> **Listed entries**:

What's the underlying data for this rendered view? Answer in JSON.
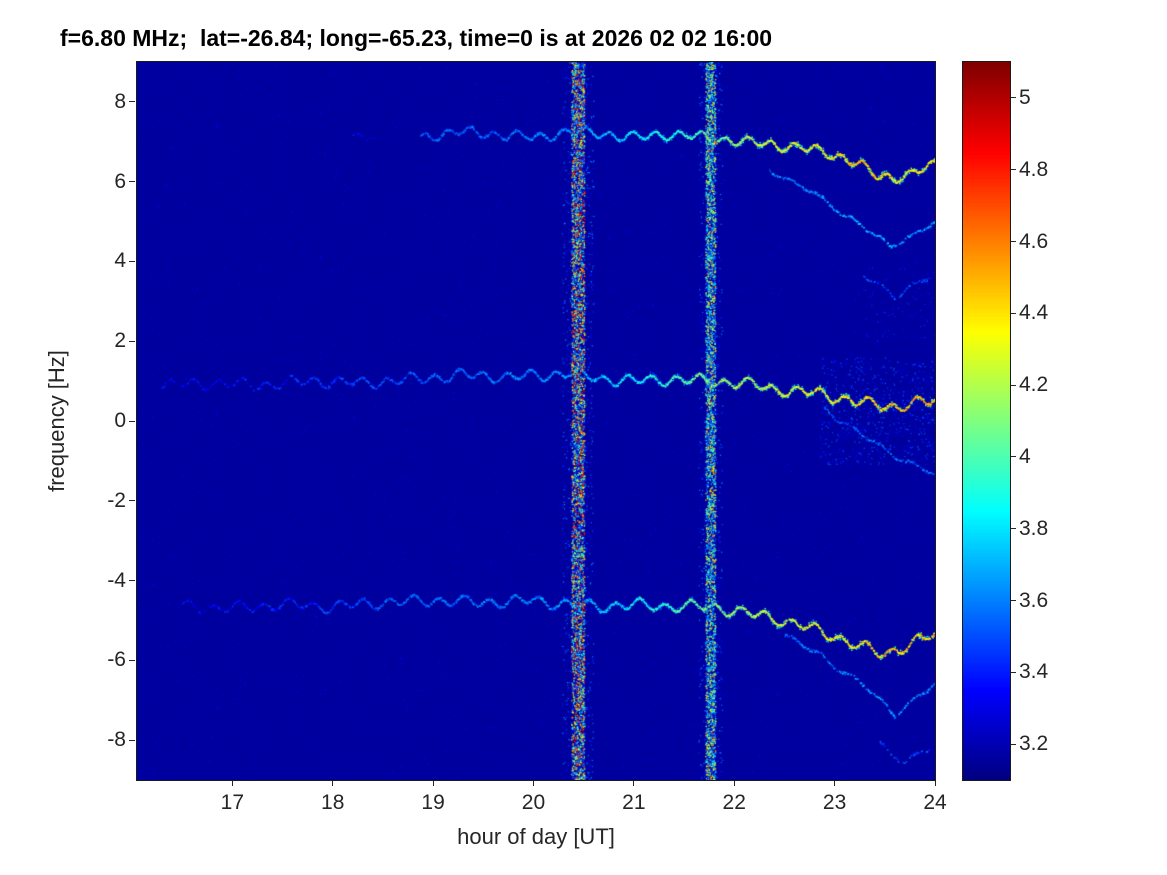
{
  "chart_data": {
    "type": "heatmap",
    "title": "f=6.80 MHz;  lat=-26.84; long=-65.23, time=0 is at 2026 02 02 16:00",
    "xlabel": "hour of day [UT]",
    "ylabel": "frequency [Hz]",
    "xlim": [
      16.05,
      24
    ],
    "ylim": [
      -9,
      9
    ],
    "grid": false,
    "x_ticks": [
      {
        "v": 17,
        "label": "17"
      },
      {
        "v": 18,
        "label": "18"
      },
      {
        "v": 19,
        "label": "19"
      },
      {
        "v": 20,
        "label": "20"
      },
      {
        "v": 21,
        "label": "21"
      },
      {
        "v": 22,
        "label": "22"
      },
      {
        "v": 23,
        "label": "23"
      },
      {
        "v": 24,
        "label": "24"
      }
    ],
    "y_ticks": [
      {
        "v": -8,
        "label": "-8"
      },
      {
        "v": -6,
        "label": "-6"
      },
      {
        "v": -4,
        "label": "-4"
      },
      {
        "v": -2,
        "label": "-2"
      },
      {
        "v": 0,
        "label": "0"
      },
      {
        "v": 2,
        "label": "2"
      },
      {
        "v": 4,
        "label": "4"
      },
      {
        "v": 6,
        "label": "6"
      },
      {
        "v": 8,
        "label": "8"
      }
    ],
    "colorbar": {
      "colormap": "jet",
      "position": "right",
      "range": [
        3.1,
        5.1
      ],
      "ticks": [
        {
          "v": 3.2,
          "label": "3.2"
        },
        {
          "v": 3.4,
          "label": "3.4"
        },
        {
          "v": 3.6,
          "label": "3.6"
        },
        {
          "v": 3.8,
          "label": "3.8"
        },
        {
          "v": 4,
          "label": "4"
        },
        {
          "v": 4.2,
          "label": "4.2"
        },
        {
          "v": 4.4,
          "label": "4.4"
        },
        {
          "v": 4.6,
          "label": "4.6"
        },
        {
          "v": 4.8,
          "label": "4.8"
        },
        {
          "v": 5,
          "label": "5"
        }
      ]
    },
    "background_value": 3.16,
    "noise": {
      "count": 3000,
      "vmin": 3.17,
      "vmax": 3.33
    },
    "vertical_stripes": [
      {
        "x": 20.44,
        "w": 0.13,
        "density": 0.95,
        "vmin": 3.35,
        "vmax": 5.0,
        "red_prob": 0.07
      },
      {
        "x": 21.76,
        "w": 0.1,
        "density": 0.9,
        "vmin": 3.45,
        "vmax": 4.55,
        "red_prob": 0.02
      }
    ],
    "scatter_patches": [
      {
        "x0": 22.85,
        "x1": 24.0,
        "y0": -1.1,
        "y1": 1.6,
        "count": 900,
        "vmin": 3.22,
        "vmax": 3.55
      },
      {
        "x0": 23.3,
        "x1": 24.0,
        "y0": 2.0,
        "y1": 4.0,
        "count": 120,
        "vmin": 3.2,
        "vmax": 3.45
      }
    ],
    "traces": [
      {
        "name": "upper-pre",
        "amp": 0.06,
        "period": 0.2,
        "gap": 0.45,
        "anchors": [
          [
            18.2,
            7.1,
            3.32
          ],
          [
            18.45,
            7.15,
            3.3
          ]
        ]
      },
      {
        "name": "upper-main",
        "amp": 0.1,
        "period": 0.23,
        "gap": 0.05,
        "anchors": [
          [
            18.88,
            7.1,
            3.5
          ],
          [
            19.2,
            7.25,
            3.55
          ],
          [
            19.6,
            7.2,
            3.5
          ],
          [
            20.0,
            7.1,
            3.6
          ],
          [
            20.35,
            7.25,
            3.6
          ],
          [
            20.7,
            7.2,
            3.7
          ],
          [
            21.0,
            7.1,
            3.8
          ],
          [
            21.35,
            7.2,
            3.9
          ],
          [
            21.74,
            7.1,
            4.0
          ],
          [
            22.1,
            7.0,
            4.2
          ],
          [
            22.5,
            6.9,
            4.3
          ],
          [
            22.9,
            6.75,
            4.35
          ],
          [
            23.2,
            6.5,
            4.45
          ],
          [
            23.45,
            6.1,
            4.4
          ],
          [
            23.7,
            6.15,
            4.35
          ],
          [
            24.0,
            6.4,
            4.4
          ]
        ]
      },
      {
        "name": "upper-echo",
        "amp": 0.05,
        "period": 0.3,
        "gap": 0.4,
        "anchors": [
          [
            22.35,
            6.3,
            3.6
          ],
          [
            22.8,
            5.7,
            3.62
          ],
          [
            23.2,
            5.0,
            3.68
          ],
          [
            23.55,
            4.4,
            3.7
          ],
          [
            23.8,
            4.65,
            3.65
          ],
          [
            24.0,
            5.0,
            3.62
          ]
        ]
      },
      {
        "name": "upper-echo-faint",
        "amp": 0.06,
        "period": 0.3,
        "gap": 0.6,
        "anchors": [
          [
            23.25,
            3.7,
            3.45
          ],
          [
            23.6,
            3.15,
            3.5
          ],
          [
            23.95,
            3.6,
            3.45
          ]
        ]
      },
      {
        "name": "middle-main",
        "amp": 0.11,
        "period": 0.24,
        "gap": 0.08,
        "anchors": [
          [
            16.3,
            0.9,
            3.3
          ],
          [
            16.8,
            0.95,
            3.32
          ],
          [
            17.3,
            0.9,
            3.36
          ],
          [
            17.8,
            1.0,
            3.42
          ],
          [
            18.3,
            0.95,
            3.46
          ],
          [
            18.8,
            1.05,
            3.5
          ],
          [
            19.3,
            1.15,
            3.55
          ],
          [
            19.8,
            1.1,
            3.58
          ],
          [
            20.35,
            1.2,
            3.65
          ],
          [
            20.7,
            1.05,
            3.72
          ],
          [
            21.0,
            1.0,
            3.85
          ],
          [
            21.35,
            1.05,
            3.95
          ],
          [
            21.74,
            1.0,
            4.1
          ],
          [
            22.1,
            0.95,
            4.2
          ],
          [
            22.4,
            0.8,
            4.25
          ],
          [
            22.8,
            0.7,
            4.3
          ],
          [
            23.1,
            0.55,
            4.35
          ],
          [
            23.4,
            0.4,
            4.42
          ],
          [
            23.6,
            0.35,
            4.45
          ],
          [
            23.8,
            0.45,
            4.5
          ],
          [
            24.0,
            0.5,
            4.5
          ]
        ]
      },
      {
        "name": "middle-echo",
        "amp": 0.05,
        "period": 0.3,
        "gap": 0.45,
        "anchors": [
          [
            22.9,
            0.3,
            3.5
          ],
          [
            23.3,
            -0.4,
            3.52
          ],
          [
            23.7,
            -1.0,
            3.55
          ],
          [
            24.0,
            -1.35,
            3.5
          ]
        ]
      },
      {
        "name": "lower-main",
        "amp": 0.11,
        "period": 0.25,
        "gap": 0.08,
        "anchors": [
          [
            16.5,
            -4.65,
            3.3
          ],
          [
            17.0,
            -4.7,
            3.33
          ],
          [
            17.5,
            -4.6,
            3.38
          ],
          [
            18.0,
            -4.65,
            3.44
          ],
          [
            18.5,
            -4.55,
            3.5
          ],
          [
            19.0,
            -4.5,
            3.55
          ],
          [
            19.5,
            -4.55,
            3.58
          ],
          [
            20.0,
            -4.5,
            3.6
          ],
          [
            20.35,
            -4.6,
            3.65
          ],
          [
            20.7,
            -4.65,
            3.72
          ],
          [
            21.0,
            -4.6,
            3.85
          ],
          [
            21.35,
            -4.65,
            3.95
          ],
          [
            21.74,
            -4.65,
            4.1
          ],
          [
            22.1,
            -4.8,
            4.2
          ],
          [
            22.4,
            -4.95,
            4.25
          ],
          [
            22.7,
            -5.15,
            4.3
          ],
          [
            23.0,
            -5.4,
            4.35
          ],
          [
            23.3,
            -5.7,
            4.4
          ],
          [
            23.5,
            -5.85,
            4.45
          ],
          [
            23.7,
            -5.65,
            4.4
          ],
          [
            24.0,
            -5.35,
            4.45
          ]
        ]
      },
      {
        "name": "lower-echo",
        "amp": 0.06,
        "period": 0.3,
        "gap": 0.4,
        "anchors": [
          [
            22.5,
            -5.35,
            3.55
          ],
          [
            22.9,
            -5.95,
            3.6
          ],
          [
            23.3,
            -6.65,
            3.62
          ],
          [
            23.6,
            -7.35,
            3.65
          ],
          [
            23.8,
            -7.0,
            3.6
          ],
          [
            24.0,
            -6.6,
            3.6
          ]
        ]
      },
      {
        "name": "lower-echo-faint",
        "amp": 0.06,
        "period": 0.3,
        "gap": 0.6,
        "anchors": [
          [
            23.45,
            -8.1,
            3.45
          ],
          [
            23.7,
            -8.55,
            3.5
          ],
          [
            23.95,
            -8.2,
            3.45
          ]
        ]
      }
    ]
  }
}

> **Objective**: Track down every line holding the string "lower" and copy it.

> **The solution**:
        "name": "lower-main",
        "name": "lower-echo",
        "name": "lower-echo-faint",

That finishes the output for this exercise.